-- Begin RECORDS FOR PROCESSING --

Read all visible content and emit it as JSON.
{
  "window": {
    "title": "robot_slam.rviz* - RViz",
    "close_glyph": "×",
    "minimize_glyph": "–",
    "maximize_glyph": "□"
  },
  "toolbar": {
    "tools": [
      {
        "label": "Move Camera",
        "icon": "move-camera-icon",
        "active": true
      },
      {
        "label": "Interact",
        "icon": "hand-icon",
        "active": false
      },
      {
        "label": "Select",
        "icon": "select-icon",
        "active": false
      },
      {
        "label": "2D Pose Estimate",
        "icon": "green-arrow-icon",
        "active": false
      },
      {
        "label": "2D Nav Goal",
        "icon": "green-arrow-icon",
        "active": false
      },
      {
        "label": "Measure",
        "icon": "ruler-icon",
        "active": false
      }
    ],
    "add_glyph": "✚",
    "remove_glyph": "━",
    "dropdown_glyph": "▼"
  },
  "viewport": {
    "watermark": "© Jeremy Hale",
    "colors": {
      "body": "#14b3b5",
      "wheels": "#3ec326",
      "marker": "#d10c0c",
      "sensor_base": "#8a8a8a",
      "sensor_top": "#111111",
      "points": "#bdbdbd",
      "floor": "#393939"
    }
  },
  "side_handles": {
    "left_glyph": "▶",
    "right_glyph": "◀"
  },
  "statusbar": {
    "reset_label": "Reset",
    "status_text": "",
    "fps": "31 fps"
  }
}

-- End RECORDS FOR PROCESSING --

Write out the whole listing again, exactly as it stands.

Read all visible content and emit it as JSON.
{
  "window": {
    "title": "robot_slam.rviz* - RViz",
    "close_glyph": "×",
    "minimize_glyph": "–",
    "maximize_glyph": "□"
  },
  "toolbar": {
    "tools": [
      {
        "label": "Move Camera",
        "icon": "move-camera-icon",
        "active": true
      },
      {
        "label": "Interact",
        "icon": "hand-icon",
        "active": false
      },
      {
        "label": "Select",
        "icon": "select-icon",
        "active": false
      },
      {
        "label": "2D Pose Estimate",
        "icon": "green-arrow-icon",
        "active": false
      },
      {
        "label": "2D Nav Goal",
        "icon": "green-arrow-icon",
        "active": false
      },
      {
        "label": "Measure",
        "icon": "ruler-icon",
        "active": false
      }
    ],
    "add_glyph": "✚",
    "remove_glyph": "━",
    "dropdown_glyph": "▼"
  },
  "viewport": {
    "watermark": "© Jeremy Hale",
    "colors": {
      "body": "#14b3b5",
      "wheels": "#3ec326",
      "marker": "#d10c0c",
      "sensor_base": "#8a8a8a",
      "sensor_top": "#111111",
      "points": "#bdbdbd",
      "floor": "#393939"
    }
  },
  "side_handles": {
    "left_glyph": "▶",
    "right_glyph": "◀"
  },
  "statusbar": {
    "reset_label": "Reset",
    "status_text": "",
    "fps": "31 fps"
  }
}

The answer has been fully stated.